Give the listing again exactly, omitting its images.
__________________________________________________
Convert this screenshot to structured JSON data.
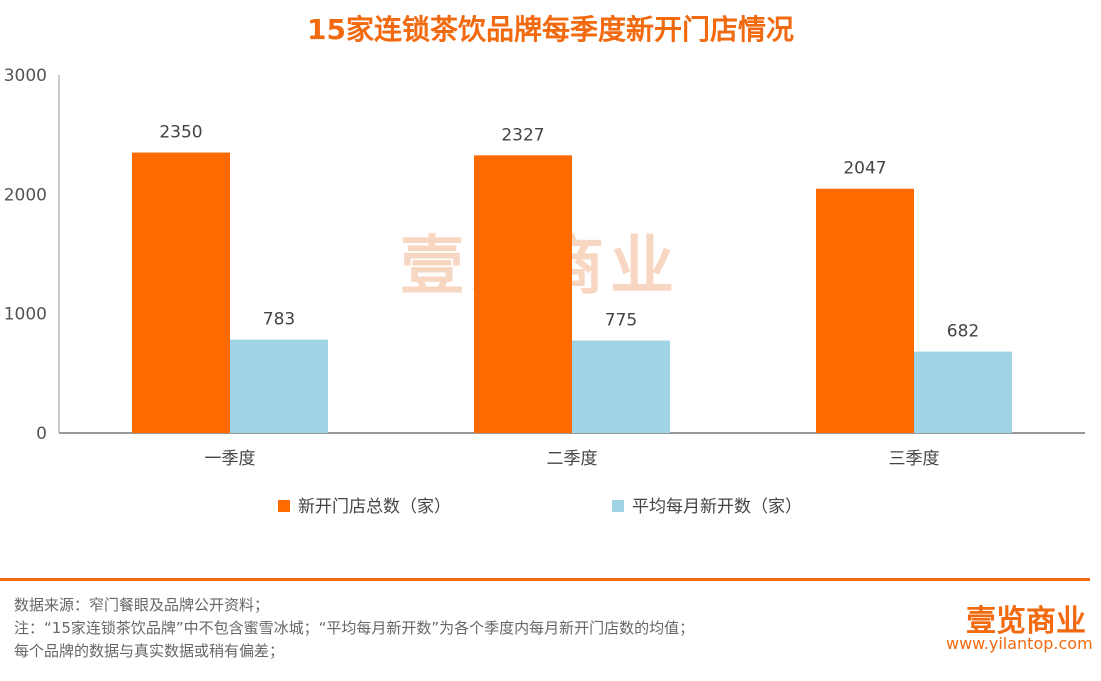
{
  "chart_data": {
    "type": "bar",
    "title": "15家连锁茶饮品牌每季度新开门店情况",
    "categories": [
      "一季度",
      "二季度",
      "三季度"
    ],
    "series": [
      {
        "name": "新开门店总数（家）",
        "values": [
          2350,
          2327,
          2047
        ],
        "color": "#ff6a00"
      },
      {
        "name": "平均每月新开数（家）",
        "values": [
          783,
          775,
          682
        ],
        "color": "#9fd3e6"
      }
    ],
    "ylim": [
      0,
      3000
    ],
    "yticks": [
      0,
      1000,
      2000,
      3000
    ],
    "grid": false,
    "legend": "bottom"
  },
  "footer": {
    "lines": [
      "数据来源：窄门餐眼及品牌公开资料；",
      "注：“15家连锁茶饮品牌”中不包含蜜雪冰城；“平均每月新开数”为各个季度内每月新开门店数的均值；",
      "每个品牌的数据与真实数据或稍有偏差；"
    ],
    "logo": "壹览商业",
    "url": "www.yilantop.com"
  },
  "watermark": "壹览商业"
}
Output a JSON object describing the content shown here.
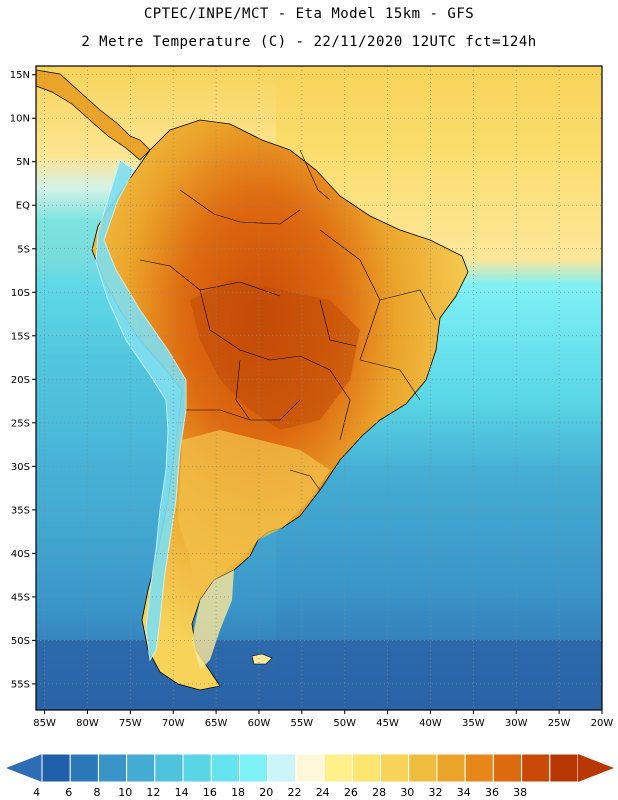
{
  "title": {
    "line1": "CPTEC/INPE/MCT -  Eta Model 15km - GFS",
    "line2": "2 Metre Temperature (C) - 22/11/2020 12UTC fct=124h"
  },
  "map": {
    "lat_labels": [
      "15N",
      "10N",
      "5N",
      "EQ",
      "5S",
      "10S",
      "15S",
      "20S",
      "25S",
      "30S",
      "35S",
      "40S",
      "45S",
      "50S",
      "55S"
    ],
    "lat_values": [
      15,
      10,
      5,
      0,
      -5,
      -10,
      -15,
      -20,
      -25,
      -30,
      -35,
      -40,
      -45,
      -50,
      -55
    ],
    "lon_labels": [
      "85W",
      "80W",
      "75W",
      "70W",
      "65W",
      "60W",
      "55W",
      "50W",
      "45W",
      "40W",
      "35W",
      "30W",
      "25W",
      "20W"
    ],
    "lon_values": [
      -85,
      -80,
      -75,
      -70,
      -65,
      -60,
      -55,
      -50,
      -45,
      -40,
      -35,
      -30,
      -25,
      -20
    ],
    "lon_range": [
      -86,
      -20
    ],
    "lat_range": [
      -58,
      16
    ]
  },
  "colorbar": {
    "labels": [
      "4",
      "6",
      "8",
      "10",
      "12",
      "14",
      "16",
      "18",
      "20",
      "22",
      "24",
      "26",
      "28",
      "30",
      "32",
      "34",
      "36",
      "38"
    ],
    "colors": [
      "#1f5fa8",
      "#2b78b8",
      "#3a94c8",
      "#44abd2",
      "#4fc2dc",
      "#59d6e6",
      "#66e4ee",
      "#7ff0f6",
      "#ccf5fb",
      "#fff8d8",
      "#fff08c",
      "#fde66f",
      "#f7d35a",
      "#efbd3e",
      "#eba42a",
      "#e7871a",
      "#de6a10",
      "#c94a08",
      "#b83805"
    ],
    "low_color": "#2e6cb5",
    "high_color": "#b83805"
  },
  "palette": {
    "ocean_deep": "#2b63a8",
    "ocean_mid": "#3f8fcb",
    "ocean_light": "#46b9dc",
    "ocean_cyan": "#58d4e6",
    "ocean_warm": "#fde79a",
    "ocean_tropic": "#fbdc6a",
    "land_hot": "#d96a12",
    "land_very_hot": "#bf4a08",
    "land_warm": "#eba42a",
    "land_mild": "#f2c04a",
    "andes_cold": "#7fdff0"
  }
}
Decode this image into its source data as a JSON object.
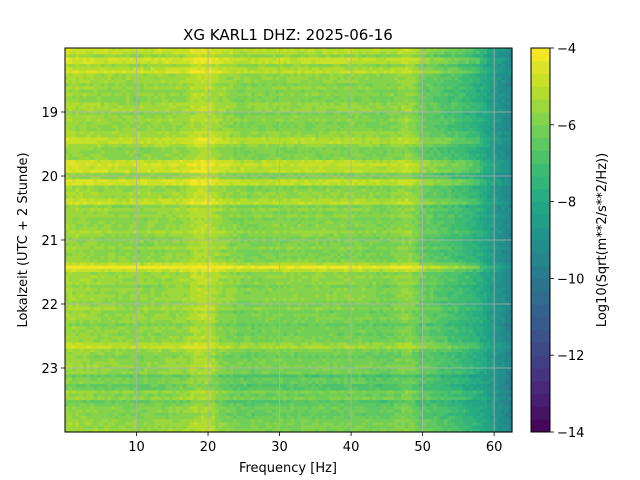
{
  "chart_data": {
    "type": "heatmap",
    "title": "XG KARL1  DHZ: 2025-06-16",
    "xlabel": "Frequency [Hz]",
    "ylabel": "Lokalzeit (UTC + 2 Stunde)",
    "xlim": [
      0,
      62.5
    ],
    "ylim": [
      24.0,
      18.0
    ],
    "x_ticks": [
      10,
      20,
      30,
      40,
      50,
      60
    ],
    "y_ticks": [
      19,
      20,
      21,
      22,
      23
    ],
    "colorbar": {
      "label": "Log10(Sqrt(m**2/s**2/Hz))",
      "range": [
        -14,
        -4
      ],
      "ticks": [
        -14,
        -12,
        -10,
        -8,
        -6,
        -4
      ],
      "colormap": "viridis",
      "levels": 30
    },
    "grid": true,
    "frequency_profile_hz": [
      0,
      5,
      10,
      15,
      17,
      18,
      20,
      22,
      25,
      30,
      35,
      40,
      45,
      48,
      50,
      52,
      55,
      58,
      60,
      62.5
    ],
    "frequency_profile_value": [
      -5.4,
      -5.6,
      -5.7,
      -5.6,
      -5.5,
      -5.2,
      -5.1,
      -5.6,
      -5.9,
      -5.8,
      -5.8,
      -5.8,
      -6.0,
      -5.6,
      -6.3,
      -6.6,
      -7.0,
      -7.7,
      -8.6,
      -9.6
    ],
    "loud_bands_hours": [
      18.05,
      18.2,
      18.35,
      19.45,
      19.8,
      19.9,
      20.1,
      20.4,
      21.4,
      21.45,
      22.65
    ],
    "quiet_bands_hours": [
      23.15,
      23.3,
      23.55
    ]
  }
}
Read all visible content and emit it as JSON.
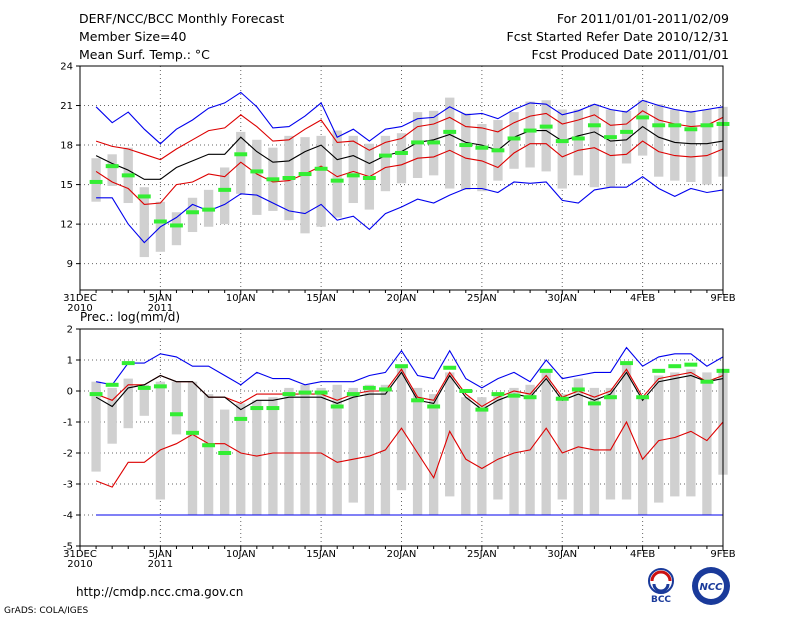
__________________________________________________
[COMPLETED EXERCISE]
Convert this screenshot to structured JSON data.
{
  "chart_data": {
    "type": "bar",
    "title": "15家连锁茶饮品牌每季度新开门店情况",
    "categories": [
      "一季度",
      "二季度",
      "三季度"
    ],
    "series": [
      {
        "name": "新开门店总数（家）",
        "values": [
          2350,
          2327,
          2047
        ],
        "color": "#ff6a00"
      },
      {
        "name": "平均每月新开数（家）",
        "values": [
          783,
          775,
          682
        ],
        "color": "#9fd3e6"
      }
    ],
    "ylim": [
      0,
      3000
    ],
    "yticks": [
      0,
      1000,
      2000,
      3000
    ],
    "grid": false,
    "legend": "bottom"
  },
  "footer": {
    "lines": [
      "数据来源：窄门餐眼及品牌公开资料；",
      "注：“15家连锁茶饮品牌”中不包含蜜雪冰城；“平均每月新开数”为各个季度内每月新开门店数的均值；",
      "每个品牌的数据与真实数据或稍有偏差；"
    ],
    "logo": "壹览商业",
    "url": "www.yilantop.com"
  },
  "watermark": "壹览商业"
}
Output a JSON object describing the content shown here.
{
  "title": {
    "line1": "CPTEC/INPE/MCT -  Eta Model 15km - GFS",
    "line2": "2 Metre Temperature (C) - 22/11/2020 12UTC fct=124h"
  },
  "map": {
    "lat_labels": [
      "15N",
      "10N",
      "5N",
      "EQ",
      "5S",
      "10S",
      "15S",
      "20S",
      "25S",
      "30S",
      "35S",
      "40S",
      "45S",
      "50S",
      "55S"
    ],
    "lat_values": [
      15,
      10,
      5,
      0,
      -5,
      -10,
      -15,
      -20,
      -25,
      -30,
      -35,
      -40,
      -45,
      -50,
      -55
    ],
    "lon_labels": [
      "85W",
      "80W",
      "75W",
      "70W",
      "65W",
      "60W",
      "55W",
      "50W",
      "45W",
      "40W",
      "35W",
      "30W",
      "25W",
      "20W"
    ],
    "lon_values": [
      -85,
      -80,
      -75,
      -70,
      -65,
      -60,
      -55,
      -50,
      -45,
      -40,
      -35,
      -30,
      -25,
      -20
    ],
    "lon_range": [
      -86,
      -20
    ],
    "lat_range": [
      -58,
      16
    ]
  },
  "colorbar": {
    "labels": [
      "4",
      "6",
      "8",
      "10",
      "12",
      "14",
      "16",
      "18",
      "20",
      "22",
      "24",
      "26",
      "28",
      "30",
      "32",
      "34",
      "36",
      "38"
    ],
    "colors": [
      "#1f5fa8",
      "#2b78b8",
      "#3a94c8",
      "#44abd2",
      "#4fc2dc",
      "#59d6e6",
      "#66e4ee",
      "#7ff0f6",
      "#ccf5fb",
      "#fff8d8",
      "#fff08c",
      "#fde66f",
      "#f7d35a",
      "#efbd3e",
      "#eba42a",
      "#e7871a",
      "#de6a10",
      "#c94a08",
      "#b83805"
    ],
    "low_color": "#2e6cb5",
    "high_color": "#b83805"
  },
  "palette": {
    "ocean_deep": "#2b63a8",
    "ocean_mid": "#3f8fcb",
    "ocean_light": "#46b9dc",
    "ocean_cyan": "#58d4e6",
    "ocean_warm": "#fde79a",
    "ocean_tropic": "#fbdc6a",
    "land_hot": "#d96a12",
    "land_very_hot": "#bf4a08",
    "land_warm": "#eba42a",
    "land_mild": "#f2c04a",
    "andes_cold": "#7fdff0"
  }
}
Decode this image into its source data as a JSON object.
{
  "chart_data": {
    "type": "heatmap",
    "title": "XG KARL1  DHZ: 2025-06-16",
    "xlabel": "Frequency [Hz]",
    "ylabel": "Lokalzeit (UTC + 2 Stunde)",
    "xlim": [
      0,
      62.5
    ],
    "ylim": [
      24.0,
      18.0
    ],
    "x_ticks": [
      10,
      20,
      30,
      40,
      50,
      60
    ],
    "y_ticks": [
      19,
      20,
      21,
      22,
      23
    ],
    "colorbar": {
      "label": "Log10(Sqrt(m**2/s**2/Hz))",
      "range": [
        -14,
        -4
      ],
      "ticks": [
        -14,
        -12,
        -10,
        -8,
        -6,
        -4
      ],
      "colormap": "viridis",
      "levels": 30
    },
    "grid": true,
    "frequency_profile_hz": [
      0,
      5,
      10,
      15,
      17,
      18,
      20,
      22,
      25,
      30,
      35,
      40,
      45,
      48,
      50,
      52,
      55,
      58,
      60,
      62.5
    ],
    "frequency_profile_value": [
      -5.4,
      -5.6,
      -5.7,
      -5.6,
      -5.5,
      -5.2,
      -5.1,
      -5.6,
      -5.9,
      -5.8,
      -5.8,
      -5.8,
      -6.0,
      -5.6,
      -6.3,
      -6.6,
      -7.0,
      -7.7,
      -8.6,
      -9.6
    ],
    "loud_bands_hours": [
      18.05,
      18.2,
      18.35,
      19.45,
      19.8,
      19.9,
      20.1,
      20.4,
      21.4,
      21.45,
      22.65
    ],
    "quiet_bands_hours": [
      23.15,
      23.3,
      23.55
    ]
  }
}
Read all visible content and emit it as JSON.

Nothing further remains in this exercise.